** EXERCISE TASK **
Copy the entries below exactly. Images do not belong in the copy.

Records about charts and figures
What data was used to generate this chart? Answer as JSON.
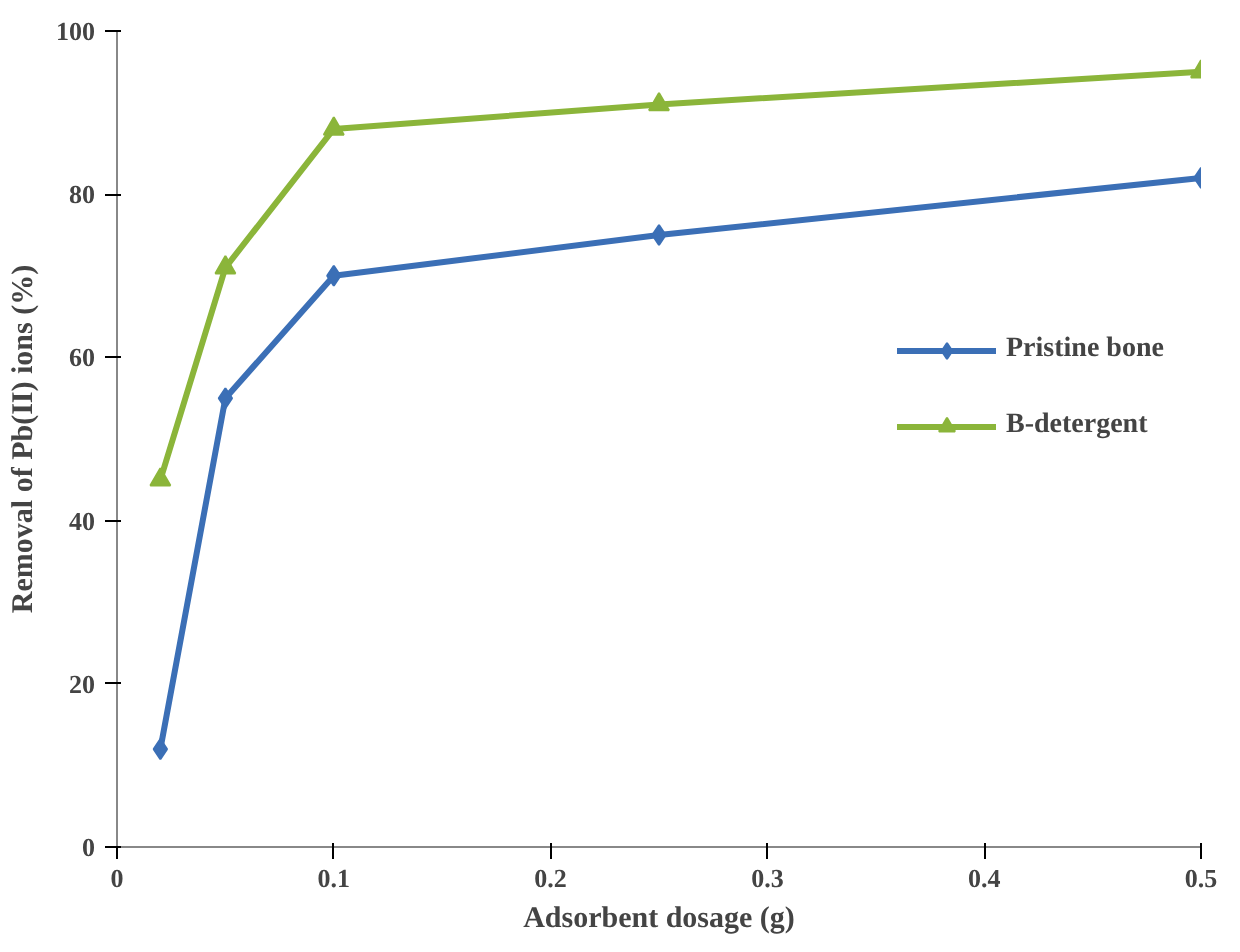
{
  "chart_data": {
    "type": "line",
    "xlabel": "Adsorbent dosage (g)",
    "ylabel": "Removal of Pb(II) ions (%)",
    "xlim": [
      0,
      0.5
    ],
    "xticks": [
      0,
      0.1,
      0.2,
      0.3,
      0.4,
      0.5
    ],
    "ylim": [
      0,
      100
    ],
    "yticks": [
      0,
      20,
      40,
      60,
      80,
      100
    ],
    "grid": false,
    "legend": "right",
    "line_style": "solid",
    "series": [
      {
        "name": "Pristine bone",
        "color": "#3b6fb6",
        "marker": "diamond",
        "x": [
          0.02,
          0.05,
          0.1,
          0.25,
          0.5
        ],
        "values": [
          12,
          55,
          70,
          75,
          82
        ]
      },
      {
        "name": "B-detergent",
        "color": "#8bb53a",
        "marker": "triangle",
        "x": [
          0.02,
          0.05,
          0.1,
          0.25,
          0.5
        ],
        "values": [
          45,
          71,
          88,
          91,
          95
        ]
      }
    ]
  }
}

** SOLUTION TO THIS EXERCISE **
What data was used to generate this chart? Answer as JSON.
{
  "chart_data": {
    "type": "line",
    "xlabel": "Adsorbent dosage (g)",
    "ylabel": "Removal of Pb(II) ions (%)",
    "xlim": [
      0,
      0.5
    ],
    "xticks": [
      0,
      0.1,
      0.2,
      0.3,
      0.4,
      0.5
    ],
    "ylim": [
      0,
      100
    ],
    "yticks": [
      0,
      20,
      40,
      60,
      80,
      100
    ],
    "grid": false,
    "legend": "right",
    "line_style": "solid",
    "series": [
      {
        "name": "Pristine bone",
        "color": "#3b6fb6",
        "marker": "diamond",
        "x": [
          0.02,
          0.05,
          0.1,
          0.25,
          0.5
        ],
        "values": [
          12,
          55,
          70,
          75,
          82
        ]
      },
      {
        "name": "B-detergent",
        "color": "#8bb53a",
        "marker": "triangle",
        "x": [
          0.02,
          0.05,
          0.1,
          0.25,
          0.5
        ],
        "values": [
          45,
          71,
          88,
          91,
          95
        ]
      }
    ]
  }
}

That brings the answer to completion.